1890
CÓDIGO PENAL
A CRIMINALIZAÇÃO E O CONTROLE DA POPULAÇÃO NEGRA NO BRASIL

EXEMPLAR DO CÓDIGO PENAL 1890
A tipificação do crime de vadiagem e a criminalização da capoeira no Brasil, especialmente após a abolição da escravidão, serviu como um meio de controlar a população negra e pobre. Com poucas oportunidades de emprego formal e sem acesso à terra, muitos dos recém-libertos que migraram para os centros urbanos encontravam dificuldades em se inserir no mercado de trabalho.
Aqueles que não conseguiam emprego permaneciam nas cidades sem ocupação ou aceitavam subempregos mal remunerados. Embora o Decreto nº 847, de 11 de outubro de 1890 não mencionasse explicitamente a questão racial, é possível notar que o objetivo era afastar a população negra dos centros urbanos. Os termos amplos e vagos da lei permitiam que a polícia agisse de forma arbitrária, resultando em prisões injustas.

________________________

◆ INSTRUÇÕES E REQUISITOS ◆
Reproduza, do texto sobre o Código Penal de 1890, a parte que se inicia com as palavras "EXEMPLAR DO CÓDIGO" e vai até "em prisões injustas.". As linhas que vêm depois deste texto não precisam ser consultadas.

◆ DADOS FORNECIDOS ◆
________________________

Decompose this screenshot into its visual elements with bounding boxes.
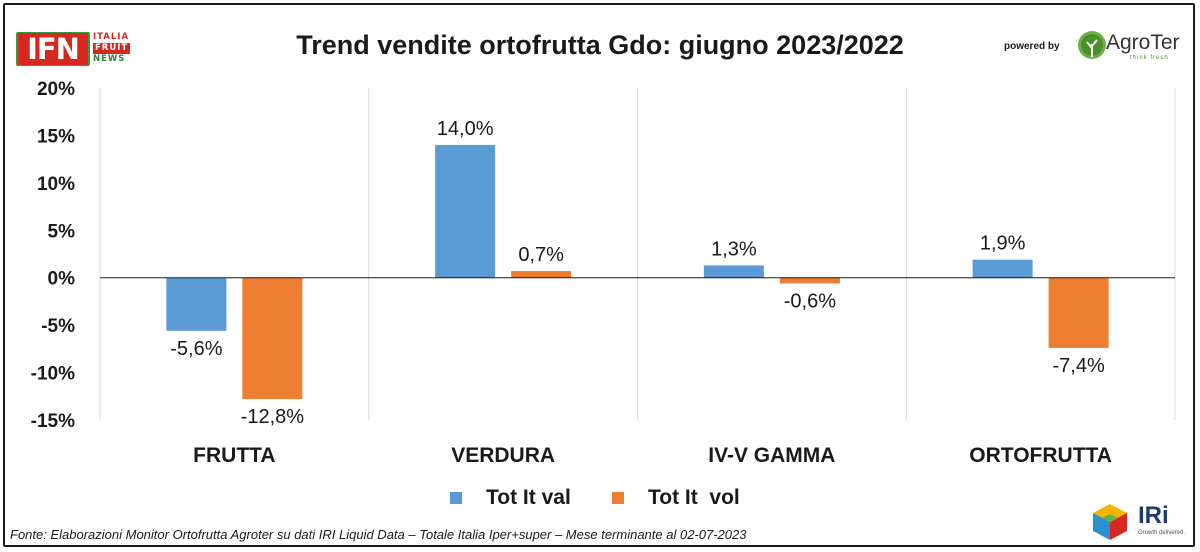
bar-vol	[779, 277, 840, 284]
source-footnote: Fonte: Elaborazioni Monitor Ortofrutta A…	[10, 527, 747, 542]
y-tick-label: -10%	[31, 364, 75, 385]
iri-tagline: Growth delivered.	[1138, 530, 1186, 536]
iri-cube-icon	[1093, 504, 1127, 540]
bar-val	[972, 259, 1033, 278]
logo-word-news: NEWS	[93, 54, 126, 64]
chart-frame	[3, 3, 1195, 547]
y-axis-ticks: 20% 15% 10% 5% 0% -5% -10% -15%	[31, 79, 75, 432]
data-label: 1,3%	[711, 238, 757, 260]
data-label: 0,7%	[518, 244, 564, 266]
agroter-name: AgroTer	[1106, 31, 1180, 54]
legend-label-vol: Tot It vol	[648, 486, 740, 509]
iri-logo: IRi Growth delivered.	[1090, 500, 1186, 544]
data-label: -7,4%	[1053, 355, 1105, 377]
category-label: FRUTTA	[193, 444, 275, 467]
data-label: -12,8%	[241, 406, 305, 428]
data-label: 1,9%	[980, 233, 1026, 255]
y-tick-label: 10%	[37, 174, 75, 195]
category-separators	[99, 88, 1176, 420]
y-tick-label: -15%	[31, 411, 75, 432]
bar-vol	[511, 271, 572, 278]
bar-vol	[242, 277, 303, 400]
bar-vol	[1048, 277, 1109, 348]
y-tick-label: -5%	[41, 316, 75, 337]
legend-swatch-vol	[612, 492, 624, 504]
logo-word-italia: ITALIA	[93, 32, 130, 42]
powered-by-label: powered by	[1004, 41, 1060, 52]
bar-val	[703, 265, 764, 278]
logo-letters: IFN	[18, 33, 88, 65]
category-label: IV-V GAMMA	[708, 444, 835, 467]
bar-val	[166, 277, 227, 331]
category-label: ORTOFRUTTA	[969, 444, 1112, 467]
bars	[166, 144, 1109, 400]
legend-swatch-val	[450, 492, 462, 504]
data-label: -0,6%	[784, 290, 836, 312]
legend-item-vol: Tot It vol	[612, 485, 740, 511]
y-tick-label: 5%	[48, 221, 76, 242]
legend-label-val: Tot It val	[486, 486, 571, 509]
logo-word-fruit: FRUIT	[93, 43, 131, 54]
agroter-tagline: think fresh	[1130, 55, 1169, 61]
iri-name: IRi	[1138, 502, 1169, 529]
italia-fruit-news-logo: IFN ITALIA FRUIT NEWS	[16, 32, 138, 68]
y-tick-label: 20%	[37, 79, 75, 100]
legend-item-val: Tot It val	[450, 485, 571, 511]
logo-words: ITALIA FRUIT NEWS	[93, 32, 139, 65]
category-label: VERDURA	[451, 444, 555, 467]
category-labels: FRUTTA VERDURA IV-V GAMMA ORTOFRUTTA	[193, 444, 1112, 467]
chart-title: Trend vendite ortofrutta Gdo: giugno 202…	[296, 30, 904, 60]
data-label: 14,0%	[437, 118, 494, 140]
y-tick-label: 15%	[37, 126, 75, 147]
tree-icon	[1078, 31, 1106, 59]
data-label: -5,6%	[170, 338, 222, 360]
data-labels: -5,6% -12,8% 14,0% 0,7% 1,3% -0,6% 1,9% -7,4%	[170, 118, 1105, 428]
y-tick-label: 0%	[48, 269, 76, 290]
bar-val	[435, 144, 496, 278]
legend: Tot It val Tot It vol	[0, 485, 1200, 511]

________________________

◆ SOLUÇÃO A SEGUIR ◆
EXEMPLAR DO CÓDIGO PENAL 1890
A tipificação do crime de vadiagem e a criminalização da capoeira no Brasil, especialmente após a abolição da escravidão, serviu como um meio de controlar a população negra e pobre. Com poucas oportunidades de emprego formal e sem acesso à terra, muitos dos recém-libertos que migraram para os centros urbanos encontravam dificuldades em se inserir no mercado de trabalho.
Aqueles que não conseguiam emprego permaneciam nas cidades sem ocupação ou aceitavam subempregos mal remunerados. Embora o Decreto nº 847, de 11 de outubro de 1890 não mencionasse explicitamente a questão racial, é possível notar que o objetivo era afastar a população negra dos centros urbanos. Os termos amplos e vagos da lei permitiam que a polícia agisse de forma arbitrária, resultando em prisões injustas.